Request :: Each line that holds the word "compounds" counts once. Give the total number of such lines and nothing else.

Provided records ::
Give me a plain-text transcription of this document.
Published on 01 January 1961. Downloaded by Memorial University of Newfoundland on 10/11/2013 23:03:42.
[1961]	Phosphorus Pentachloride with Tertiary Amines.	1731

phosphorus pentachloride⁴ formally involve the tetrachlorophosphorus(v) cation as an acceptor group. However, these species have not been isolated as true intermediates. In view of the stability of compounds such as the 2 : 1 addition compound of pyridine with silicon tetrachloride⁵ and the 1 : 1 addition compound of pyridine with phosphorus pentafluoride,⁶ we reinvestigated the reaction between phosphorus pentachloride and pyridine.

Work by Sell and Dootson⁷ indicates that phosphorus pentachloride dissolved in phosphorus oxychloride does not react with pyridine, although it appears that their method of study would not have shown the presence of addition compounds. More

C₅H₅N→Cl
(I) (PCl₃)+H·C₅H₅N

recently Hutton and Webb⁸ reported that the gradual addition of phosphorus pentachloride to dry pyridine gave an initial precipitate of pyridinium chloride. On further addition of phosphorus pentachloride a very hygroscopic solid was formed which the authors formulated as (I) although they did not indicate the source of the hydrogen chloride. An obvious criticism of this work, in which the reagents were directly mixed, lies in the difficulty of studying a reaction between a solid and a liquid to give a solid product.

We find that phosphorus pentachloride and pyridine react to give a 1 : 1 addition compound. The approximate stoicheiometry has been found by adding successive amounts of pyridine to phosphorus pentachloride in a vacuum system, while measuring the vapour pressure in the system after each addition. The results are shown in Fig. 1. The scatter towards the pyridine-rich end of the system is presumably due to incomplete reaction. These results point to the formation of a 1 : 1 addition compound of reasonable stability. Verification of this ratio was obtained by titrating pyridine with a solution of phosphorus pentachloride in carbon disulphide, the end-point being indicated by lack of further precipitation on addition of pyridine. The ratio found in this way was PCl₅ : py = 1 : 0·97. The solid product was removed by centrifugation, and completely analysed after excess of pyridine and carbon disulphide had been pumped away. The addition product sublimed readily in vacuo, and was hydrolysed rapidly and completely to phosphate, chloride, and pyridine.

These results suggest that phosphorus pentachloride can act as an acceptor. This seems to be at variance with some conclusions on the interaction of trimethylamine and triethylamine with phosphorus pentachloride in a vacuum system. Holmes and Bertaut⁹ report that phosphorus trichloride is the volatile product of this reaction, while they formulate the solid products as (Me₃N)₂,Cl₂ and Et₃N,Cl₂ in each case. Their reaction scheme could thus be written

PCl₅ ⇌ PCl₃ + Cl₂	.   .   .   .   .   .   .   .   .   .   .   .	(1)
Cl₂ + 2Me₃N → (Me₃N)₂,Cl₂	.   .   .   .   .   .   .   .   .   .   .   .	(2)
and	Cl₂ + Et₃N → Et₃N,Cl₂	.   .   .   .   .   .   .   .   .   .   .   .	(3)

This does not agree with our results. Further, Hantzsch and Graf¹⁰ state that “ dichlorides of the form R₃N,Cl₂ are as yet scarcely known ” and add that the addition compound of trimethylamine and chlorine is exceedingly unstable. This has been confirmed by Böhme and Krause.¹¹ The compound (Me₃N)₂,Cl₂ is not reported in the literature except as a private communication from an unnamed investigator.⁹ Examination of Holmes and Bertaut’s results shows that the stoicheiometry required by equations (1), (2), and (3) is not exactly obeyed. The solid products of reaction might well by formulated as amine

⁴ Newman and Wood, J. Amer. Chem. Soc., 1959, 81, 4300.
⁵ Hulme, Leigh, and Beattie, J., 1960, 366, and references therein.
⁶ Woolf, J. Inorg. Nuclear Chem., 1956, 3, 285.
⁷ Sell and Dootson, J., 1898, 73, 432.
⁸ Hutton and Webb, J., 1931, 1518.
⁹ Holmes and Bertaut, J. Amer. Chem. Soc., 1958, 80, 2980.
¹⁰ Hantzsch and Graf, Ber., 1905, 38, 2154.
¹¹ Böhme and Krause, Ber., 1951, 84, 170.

Reply to the exercise :: 2